• Task requirements: Hunt for the word "Virginia" across the entries below, copying each line that holds it.

[Records that describe figures]
§ §

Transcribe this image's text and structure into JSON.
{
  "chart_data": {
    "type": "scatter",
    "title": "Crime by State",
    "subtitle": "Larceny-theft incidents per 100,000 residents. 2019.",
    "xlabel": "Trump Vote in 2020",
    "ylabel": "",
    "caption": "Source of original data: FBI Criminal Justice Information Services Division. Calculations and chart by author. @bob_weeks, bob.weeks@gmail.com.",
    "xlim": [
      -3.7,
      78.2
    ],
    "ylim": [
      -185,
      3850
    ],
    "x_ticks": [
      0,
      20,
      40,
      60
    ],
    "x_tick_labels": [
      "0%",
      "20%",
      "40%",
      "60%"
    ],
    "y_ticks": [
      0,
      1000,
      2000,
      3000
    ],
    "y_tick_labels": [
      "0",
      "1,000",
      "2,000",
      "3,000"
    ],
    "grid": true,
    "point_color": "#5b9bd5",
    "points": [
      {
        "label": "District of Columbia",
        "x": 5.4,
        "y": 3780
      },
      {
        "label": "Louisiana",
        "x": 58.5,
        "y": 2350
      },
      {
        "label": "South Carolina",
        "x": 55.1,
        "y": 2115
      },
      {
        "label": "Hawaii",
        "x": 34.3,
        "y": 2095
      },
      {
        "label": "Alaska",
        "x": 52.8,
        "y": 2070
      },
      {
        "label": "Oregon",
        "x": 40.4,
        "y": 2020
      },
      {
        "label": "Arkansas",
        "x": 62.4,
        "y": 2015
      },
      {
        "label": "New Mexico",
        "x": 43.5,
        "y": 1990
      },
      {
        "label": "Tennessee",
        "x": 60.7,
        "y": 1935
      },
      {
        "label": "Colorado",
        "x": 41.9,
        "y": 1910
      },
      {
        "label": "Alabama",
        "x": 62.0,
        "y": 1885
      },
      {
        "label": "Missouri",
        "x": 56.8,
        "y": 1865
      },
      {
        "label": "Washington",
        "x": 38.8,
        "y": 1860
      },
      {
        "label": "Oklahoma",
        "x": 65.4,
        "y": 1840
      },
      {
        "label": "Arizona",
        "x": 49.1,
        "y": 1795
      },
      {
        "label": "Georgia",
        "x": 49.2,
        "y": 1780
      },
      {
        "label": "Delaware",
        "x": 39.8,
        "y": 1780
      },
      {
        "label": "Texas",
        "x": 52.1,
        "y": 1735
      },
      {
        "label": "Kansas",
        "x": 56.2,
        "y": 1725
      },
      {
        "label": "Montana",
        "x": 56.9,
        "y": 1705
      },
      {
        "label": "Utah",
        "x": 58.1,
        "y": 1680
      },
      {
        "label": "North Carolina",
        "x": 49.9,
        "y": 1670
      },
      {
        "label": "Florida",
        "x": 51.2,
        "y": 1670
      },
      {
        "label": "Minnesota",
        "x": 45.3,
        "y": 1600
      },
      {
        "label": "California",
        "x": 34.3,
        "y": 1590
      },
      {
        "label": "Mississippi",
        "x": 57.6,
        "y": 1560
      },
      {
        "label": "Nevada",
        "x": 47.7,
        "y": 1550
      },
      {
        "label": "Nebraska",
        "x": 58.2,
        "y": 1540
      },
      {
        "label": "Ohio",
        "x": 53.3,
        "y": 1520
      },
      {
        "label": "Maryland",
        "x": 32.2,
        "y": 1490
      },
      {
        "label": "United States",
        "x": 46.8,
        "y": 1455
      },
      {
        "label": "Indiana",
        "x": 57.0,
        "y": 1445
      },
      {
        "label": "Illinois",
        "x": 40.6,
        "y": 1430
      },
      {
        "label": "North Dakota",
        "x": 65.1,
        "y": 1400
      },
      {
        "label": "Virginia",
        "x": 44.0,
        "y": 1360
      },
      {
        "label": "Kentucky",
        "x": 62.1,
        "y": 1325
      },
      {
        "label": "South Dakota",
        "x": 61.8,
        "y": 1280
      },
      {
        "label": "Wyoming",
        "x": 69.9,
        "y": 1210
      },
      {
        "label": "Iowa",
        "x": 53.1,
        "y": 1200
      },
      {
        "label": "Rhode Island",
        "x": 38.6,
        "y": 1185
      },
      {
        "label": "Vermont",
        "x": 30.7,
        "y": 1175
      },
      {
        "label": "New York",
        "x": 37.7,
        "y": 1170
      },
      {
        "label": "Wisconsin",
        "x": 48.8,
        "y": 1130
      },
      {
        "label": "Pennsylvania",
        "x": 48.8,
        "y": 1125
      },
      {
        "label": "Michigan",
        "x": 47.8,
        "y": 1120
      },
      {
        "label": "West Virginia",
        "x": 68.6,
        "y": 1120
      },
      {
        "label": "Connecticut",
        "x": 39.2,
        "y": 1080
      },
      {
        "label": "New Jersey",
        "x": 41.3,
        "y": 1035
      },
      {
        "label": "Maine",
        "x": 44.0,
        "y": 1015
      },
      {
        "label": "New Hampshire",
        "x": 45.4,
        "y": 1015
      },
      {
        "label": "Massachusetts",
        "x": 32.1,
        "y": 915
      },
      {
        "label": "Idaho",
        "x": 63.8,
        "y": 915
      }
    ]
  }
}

§ §

• Exercise output:
        "label": "Virginia",
        "label": "West Virginia",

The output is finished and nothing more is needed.